◆ **DIRECTION**
Go through the listing and write out all of it exactly.

◆ **DATA TO PROCESS**

[BEGIN]

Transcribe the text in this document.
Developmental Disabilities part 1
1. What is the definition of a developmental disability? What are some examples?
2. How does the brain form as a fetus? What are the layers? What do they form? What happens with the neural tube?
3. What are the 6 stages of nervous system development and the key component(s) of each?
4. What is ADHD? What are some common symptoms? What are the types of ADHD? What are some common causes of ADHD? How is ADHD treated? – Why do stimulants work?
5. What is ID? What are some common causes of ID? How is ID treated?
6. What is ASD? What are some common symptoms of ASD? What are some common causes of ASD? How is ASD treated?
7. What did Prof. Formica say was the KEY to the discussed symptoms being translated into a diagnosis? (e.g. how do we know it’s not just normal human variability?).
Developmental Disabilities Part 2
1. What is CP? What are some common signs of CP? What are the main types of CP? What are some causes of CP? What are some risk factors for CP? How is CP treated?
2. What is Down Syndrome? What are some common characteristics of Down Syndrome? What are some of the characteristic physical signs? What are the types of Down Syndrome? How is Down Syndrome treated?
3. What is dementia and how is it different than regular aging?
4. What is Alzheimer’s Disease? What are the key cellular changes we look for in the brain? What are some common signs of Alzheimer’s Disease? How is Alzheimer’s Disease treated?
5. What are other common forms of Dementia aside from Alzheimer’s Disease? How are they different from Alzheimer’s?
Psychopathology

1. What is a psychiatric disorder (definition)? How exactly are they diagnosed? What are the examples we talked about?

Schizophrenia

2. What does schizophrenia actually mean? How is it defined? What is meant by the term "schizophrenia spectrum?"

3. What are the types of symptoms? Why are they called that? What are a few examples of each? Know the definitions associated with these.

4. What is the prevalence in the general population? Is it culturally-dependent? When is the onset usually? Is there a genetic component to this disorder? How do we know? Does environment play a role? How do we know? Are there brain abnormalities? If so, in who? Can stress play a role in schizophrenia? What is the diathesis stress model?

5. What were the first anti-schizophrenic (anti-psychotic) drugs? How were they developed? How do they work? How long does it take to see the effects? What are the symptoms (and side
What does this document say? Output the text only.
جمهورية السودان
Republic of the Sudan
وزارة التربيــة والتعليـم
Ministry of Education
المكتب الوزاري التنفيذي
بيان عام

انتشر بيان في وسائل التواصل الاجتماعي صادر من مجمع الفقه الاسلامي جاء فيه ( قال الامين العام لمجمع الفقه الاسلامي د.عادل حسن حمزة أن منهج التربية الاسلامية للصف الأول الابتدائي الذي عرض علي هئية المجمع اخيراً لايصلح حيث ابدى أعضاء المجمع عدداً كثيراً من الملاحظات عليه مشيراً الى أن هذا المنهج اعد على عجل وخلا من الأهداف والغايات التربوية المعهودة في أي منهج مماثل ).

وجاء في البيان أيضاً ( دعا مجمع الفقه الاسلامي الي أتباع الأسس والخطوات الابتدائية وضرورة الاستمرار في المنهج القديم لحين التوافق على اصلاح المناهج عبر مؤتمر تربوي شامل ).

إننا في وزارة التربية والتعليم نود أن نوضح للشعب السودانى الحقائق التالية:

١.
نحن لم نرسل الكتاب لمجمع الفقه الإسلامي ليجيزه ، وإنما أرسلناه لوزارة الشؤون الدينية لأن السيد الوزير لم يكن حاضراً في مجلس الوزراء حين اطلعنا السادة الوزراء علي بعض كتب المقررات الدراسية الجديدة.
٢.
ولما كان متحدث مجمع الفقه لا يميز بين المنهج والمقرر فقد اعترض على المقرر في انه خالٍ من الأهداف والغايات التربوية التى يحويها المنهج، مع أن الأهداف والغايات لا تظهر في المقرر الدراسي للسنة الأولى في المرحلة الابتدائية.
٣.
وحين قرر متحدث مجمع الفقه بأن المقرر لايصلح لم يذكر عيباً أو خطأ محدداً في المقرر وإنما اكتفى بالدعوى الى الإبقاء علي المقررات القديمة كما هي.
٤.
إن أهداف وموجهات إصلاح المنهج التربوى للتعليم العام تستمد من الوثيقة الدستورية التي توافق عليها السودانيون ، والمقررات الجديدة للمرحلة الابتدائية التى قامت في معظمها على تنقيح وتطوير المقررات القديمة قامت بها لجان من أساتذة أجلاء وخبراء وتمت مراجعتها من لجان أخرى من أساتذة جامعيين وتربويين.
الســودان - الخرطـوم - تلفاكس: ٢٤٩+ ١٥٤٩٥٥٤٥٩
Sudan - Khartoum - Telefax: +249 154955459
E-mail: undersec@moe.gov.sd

[END]

◆ **RESPONSE TO THE EXERCISE**
Transcribe the text in this document.
Developmental Disabilities part 1
1. What is the definition of a developmental disability? What are some examples?
2. How does the brain form as a fetus? What are the layers? What do they form? What happens with the neural tube?
3. What are the 6 stages of nervous system development and the key component(s) of each?
4. What is ADHD? What are some common symptoms? What are the types of ADHD? What are some common causes of ADHD? How is ADHD treated? – Why do stimulants work?
5. What is ID? What are some common causes of ID? How is ID treated?
6. What is ASD? What are some common symptoms of ASD? What are some common causes of ASD? How is ASD treated?
7. What did Prof. Formica say was the KEY to the discussed symptoms being translated into a diagnosis? (e.g. how do we know it’s not just normal human variability?).
Developmental Disabilities Part 2
1. What is CP? What are some common signs of CP? What are the main types of CP? What are some causes of CP? What are some risk factors for CP? How is CP treated?
2. What is Down Syndrome? What are some common characteristics of Down Syndrome? What are some of the characteristic physical signs? What are the types of Down Syndrome? How is Down Syndrome treated?
3. What is dementia and how is it different than regular aging?
4. What is Alzheimer’s Disease? What are the key cellular changes we look for in the brain? What are some common signs of Alzheimer’s Disease? How is Alzheimer’s Disease treated?
5. What are other common forms of Dementia aside from Alzheimer’s Disease? How are they different from Alzheimer’s?
Psychopathology

1. What is a psychiatric disorder (definition)? How exactly are they diagnosed? What are the examples we talked about?

Schizophrenia

2. What does schizophrenia actually mean? How is it defined? What is meant by the term "schizophrenia spectrum?"

3. What are the types of symptoms? Why are they called that? What are a few examples of each? Know the definitions associated with these.

4. What is the prevalence in the general population? Is it culturally-dependent? When is the onset usually? Is there a genetic component to this disorder? How do we know? Does environment play a role? How do we know? Are there brain abnormalities? If so, in who? Can stress play a role in schizophrenia? What is the diathesis stress model?

5. What were the first anti-schizophrenic (anti-psychotic) drugs? How were they developed? How do they work? How long does it take to see the effects? What are the symptoms (and side
What does this document say? Output the text only.
جمهورية السودان
Republic of the Sudan
وزارة التربيــة والتعليـم
Ministry of Education
المكتب الوزاري التنفيذي
بيان عام

انتشر بيان في وسائل التواصل الاجتماعي صادر من مجمع الفقه الاسلامي جاء فيه ( قال الامين العام لمجمع الفقه الاسلامي د.عادل حسن حمزة أن منهج التربية الاسلامية للصف الأول الابتدائي الذي عرض علي هئية المجمع اخيراً لايصلح حيث ابدى أعضاء المجمع عدداً كثيراً من الملاحظات عليه مشيراً الى أن هذا المنهج اعد على عجل وخلا من الأهداف والغايات التربوية المعهودة في أي منهج مماثل ).

وجاء في البيان أيضاً ( دعا مجمع الفقه الاسلامي الي أتباع الأسس والخطوات الابتدائية وضرورة الاستمرار في المنهج القديم لحين التوافق على اصلاح المناهج عبر مؤتمر تربوي شامل ).

إننا في وزارة التربية والتعليم نود أن نوضح للشعب السودانى الحقائق التالية:

١.
نحن لم نرسل الكتاب لمجمع الفقه الإسلامي ليجيزه ، وإنما أرسلناه لوزارة الشؤون الدينية لأن السيد الوزير لم يكن حاضراً في مجلس الوزراء حين اطلعنا السادة الوزراء علي بعض كتب المقررات الدراسية الجديدة.
٢.
ولما كان متحدث مجمع الفقه لا يميز بين المنهج والمقرر فقد اعترض على المقرر في انه خالٍ من الأهداف والغايات التربوية التى يحويها المنهج، مع أن الأهداف والغايات لا تظهر في المقرر الدراسي للسنة الأولى في المرحلة الابتدائية.
٣.
وحين قرر متحدث مجمع الفقه بأن المقرر لايصلح لم يذكر عيباً أو خطأ محدداً في المقرر وإنما اكتفى بالدعوى الى الإبقاء علي المقررات القديمة كما هي.
٤.
إن أهداف وموجهات إصلاح المنهج التربوى للتعليم العام تستمد من الوثيقة الدستورية التي توافق عليها السودانيون ، والمقررات الجديدة للمرحلة الابتدائية التى قامت في معظمها على تنقيح وتطوير المقررات القديمة قامت بها لجان من أساتذة أجلاء وخبراء وتمت مراجعتها من لجان أخرى من أساتذة جامعيين وتربويين.
الســودان - الخرطـوم - تلفاكس: ٢٤٩+ ١٥٤٩٥٥٤٥٩
Sudan - Khartoum - Telefax: +249 154955459
E-mail: undersec@moe.gov.sd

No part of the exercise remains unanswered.